▶ _DATA FOR PROCESSING_:
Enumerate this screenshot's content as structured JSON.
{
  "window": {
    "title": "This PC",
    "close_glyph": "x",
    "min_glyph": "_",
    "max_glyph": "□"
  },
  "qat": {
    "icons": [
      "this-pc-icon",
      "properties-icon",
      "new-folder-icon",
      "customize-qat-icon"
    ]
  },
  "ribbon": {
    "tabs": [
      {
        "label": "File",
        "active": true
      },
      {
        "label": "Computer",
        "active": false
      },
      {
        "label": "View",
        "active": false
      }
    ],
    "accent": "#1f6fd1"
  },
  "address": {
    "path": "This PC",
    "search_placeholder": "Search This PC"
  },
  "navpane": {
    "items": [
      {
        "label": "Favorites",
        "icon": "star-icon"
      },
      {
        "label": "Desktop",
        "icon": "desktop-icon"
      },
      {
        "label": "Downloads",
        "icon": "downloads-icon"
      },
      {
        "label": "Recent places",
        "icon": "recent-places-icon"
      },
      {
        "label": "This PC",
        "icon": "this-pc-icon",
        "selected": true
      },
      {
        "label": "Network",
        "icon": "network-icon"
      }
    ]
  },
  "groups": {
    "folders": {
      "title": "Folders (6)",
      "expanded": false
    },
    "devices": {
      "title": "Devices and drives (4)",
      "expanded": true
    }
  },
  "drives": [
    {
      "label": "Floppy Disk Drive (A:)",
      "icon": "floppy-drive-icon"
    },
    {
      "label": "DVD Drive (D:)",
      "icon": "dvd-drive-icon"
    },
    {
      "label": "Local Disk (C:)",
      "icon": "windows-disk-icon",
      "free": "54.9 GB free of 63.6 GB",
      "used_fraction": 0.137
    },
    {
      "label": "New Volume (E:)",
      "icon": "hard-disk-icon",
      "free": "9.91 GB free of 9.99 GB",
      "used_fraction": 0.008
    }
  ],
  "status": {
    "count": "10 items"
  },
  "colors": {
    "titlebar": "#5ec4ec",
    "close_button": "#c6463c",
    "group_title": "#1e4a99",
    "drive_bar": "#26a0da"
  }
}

▶ _DIRECTION_:
Would you restate each of the entries word for word?

▶ _SOLUTION TO THIS EXERCISE_:
Enumerate this screenshot's content as structured JSON.
{
  "window": {
    "title": "This PC",
    "close_glyph": "x",
    "min_glyph": "_",
    "max_glyph": "□"
  },
  "qat": {
    "icons": [
      "this-pc-icon",
      "properties-icon",
      "new-folder-icon",
      "customize-qat-icon"
    ]
  },
  "ribbon": {
    "tabs": [
      {
        "label": "File",
        "active": true
      },
      {
        "label": "Computer",
        "active": false
      },
      {
        "label": "View",
        "active": false
      }
    ],
    "accent": "#1f6fd1"
  },
  "address": {
    "path": "This PC",
    "search_placeholder": "Search This PC"
  },
  "navpane": {
    "items": [
      {
        "label": "Favorites",
        "icon": "star-icon"
      },
      {
        "label": "Desktop",
        "icon": "desktop-icon"
      },
      {
        "label": "Downloads",
        "icon": "downloads-icon"
      },
      {
        "label": "Recent places",
        "icon": "recent-places-icon"
      },
      {
        "label": "This PC",
        "icon": "this-pc-icon",
        "selected": true
      },
      {
        "label": "Network",
        "icon": "network-icon"
      }
    ]
  },
  "groups": {
    "folders": {
      "title": "Folders (6)",
      "expanded": false
    },
    "devices": {
      "title": "Devices and drives (4)",
      "expanded": true
    }
  },
  "drives": [
    {
      "label": "Floppy Disk Drive (A:)",
      "icon": "floppy-drive-icon"
    },
    {
      "label": "DVD Drive (D:)",
      "icon": "dvd-drive-icon"
    },
    {
      "label": "Local Disk (C:)",
      "icon": "windows-disk-icon",
      "free": "54.9 GB free of 63.6 GB",
      "used_fraction": 0.137
    },
    {
      "label": "New Volume (E:)",
      "icon": "hard-disk-icon",
      "free": "9.91 GB free of 9.99 GB",
      "used_fraction": 0.008
    }
  ],
  "status": {
    "count": "10 items"
  },
  "colors": {
    "titlebar": "#5ec4ec",
    "close_button": "#c6463c",
    "group_title": "#1e4a99",
    "drive_bar": "#26a0da"
  }
}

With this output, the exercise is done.